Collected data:
************
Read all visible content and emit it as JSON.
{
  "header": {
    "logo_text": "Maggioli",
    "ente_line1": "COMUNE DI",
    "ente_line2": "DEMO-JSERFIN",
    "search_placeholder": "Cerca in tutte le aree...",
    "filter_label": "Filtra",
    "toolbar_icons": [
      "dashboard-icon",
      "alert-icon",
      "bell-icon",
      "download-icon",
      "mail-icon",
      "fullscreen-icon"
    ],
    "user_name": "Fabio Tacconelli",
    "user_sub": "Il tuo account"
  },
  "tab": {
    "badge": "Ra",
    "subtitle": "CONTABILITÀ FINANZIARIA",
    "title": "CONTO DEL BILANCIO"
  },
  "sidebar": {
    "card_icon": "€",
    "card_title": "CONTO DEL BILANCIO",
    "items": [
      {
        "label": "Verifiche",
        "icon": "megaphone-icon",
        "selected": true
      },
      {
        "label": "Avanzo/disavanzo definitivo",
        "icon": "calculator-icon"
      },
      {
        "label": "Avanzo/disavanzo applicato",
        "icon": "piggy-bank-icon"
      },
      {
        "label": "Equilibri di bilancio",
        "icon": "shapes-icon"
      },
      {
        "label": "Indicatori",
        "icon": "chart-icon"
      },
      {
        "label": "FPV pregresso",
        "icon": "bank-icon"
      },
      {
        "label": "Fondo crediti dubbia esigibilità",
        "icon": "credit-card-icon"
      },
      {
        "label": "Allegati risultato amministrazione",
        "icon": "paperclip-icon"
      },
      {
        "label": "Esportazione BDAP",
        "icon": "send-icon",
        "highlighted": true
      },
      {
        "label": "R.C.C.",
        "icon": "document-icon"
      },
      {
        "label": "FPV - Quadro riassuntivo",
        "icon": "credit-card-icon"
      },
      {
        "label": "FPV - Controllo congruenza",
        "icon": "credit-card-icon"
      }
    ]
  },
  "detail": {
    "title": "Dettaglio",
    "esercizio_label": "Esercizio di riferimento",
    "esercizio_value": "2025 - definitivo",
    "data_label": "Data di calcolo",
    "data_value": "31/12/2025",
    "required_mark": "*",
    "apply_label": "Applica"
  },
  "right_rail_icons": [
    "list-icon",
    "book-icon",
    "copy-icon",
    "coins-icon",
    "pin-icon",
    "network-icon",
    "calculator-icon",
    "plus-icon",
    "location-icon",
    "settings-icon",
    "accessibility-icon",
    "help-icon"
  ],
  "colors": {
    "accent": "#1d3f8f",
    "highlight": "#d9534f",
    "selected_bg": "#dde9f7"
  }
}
************
### Given instruction
Set out the complete listing exactly as shown.

### Worked answer
Read all visible content and emit it as JSON.
{
  "header": {
    "logo_text": "Maggioli",
    "ente_line1": "COMUNE DI",
    "ente_line2": "DEMO-JSERFIN",
    "search_placeholder": "Cerca in tutte le aree...",
    "filter_label": "Filtra",
    "toolbar_icons": [
      "dashboard-icon",
      "alert-icon",
      "bell-icon",
      "download-icon",
      "mail-icon",
      "fullscreen-icon"
    ],
    "user_name": "Fabio Tacconelli",
    "user_sub": "Il tuo account"
  },
  "tab": {
    "badge": "Ra",
    "subtitle": "CONTABILITÀ FINANZIARIA",
    "title": "CONTO DEL BILANCIO"
  },
  "sidebar": {
    "card_icon": "€",
    "card_title": "CONTO DEL BILANCIO",
    "items": [
      {
        "label": "Verifiche",
        "icon": "megaphone-icon",
        "selected": true
      },
      {
        "label": "Avanzo/disavanzo definitivo",
        "icon": "calculator-icon"
      },
      {
        "label": "Avanzo/disavanzo applicato",
        "icon": "piggy-bank-icon"
      },
      {
        "label": "Equilibri di bilancio",
        "icon": "shapes-icon"
      },
      {
        "label": "Indicatori",
        "icon": "chart-icon"
      },
      {
        "label": "FPV pregresso",
        "icon": "bank-icon"
      },
      {
        "label": "Fondo crediti dubbia esigibilità",
        "icon": "credit-card-icon"
      },
      {
        "label": "Allegati risultato amministrazione",
        "icon": "paperclip-icon"
      },
      {
        "label": "Esportazione BDAP",
        "icon": "send-icon",
        "highlighted": true
      },
      {
        "label": "R.C.C.",
        "icon": "document-icon"
      },
      {
        "label": "FPV - Quadro riassuntivo",
        "icon": "credit-card-icon"
      },
      {
        "label": "FPV - Controllo congruenza",
        "icon": "credit-card-icon"
      }
    ]
  },
  "detail": {
    "title": "Dettaglio",
    "esercizio_label": "Esercizio di riferimento",
    "esercizio_value": "2025 - definitivo",
    "data_label": "Data di calcolo",
    "data_value": "31/12/2025",
    "required_mark": "*",
    "apply_label": "Applica"
  },
  "right_rail_icons": [
    "list-icon",
    "book-icon",
    "copy-icon",
    "coins-icon",
    "pin-icon",
    "network-icon",
    "calculator-icon",
    "plus-icon",
    "location-icon",
    "settings-icon",
    "accessibility-icon",
    "help-icon"
  ],
  "colors": {
    "accent": "#1d3f8f",
    "highlight": "#d9534f",
    "selected_bg": "#dde9f7"
  }
}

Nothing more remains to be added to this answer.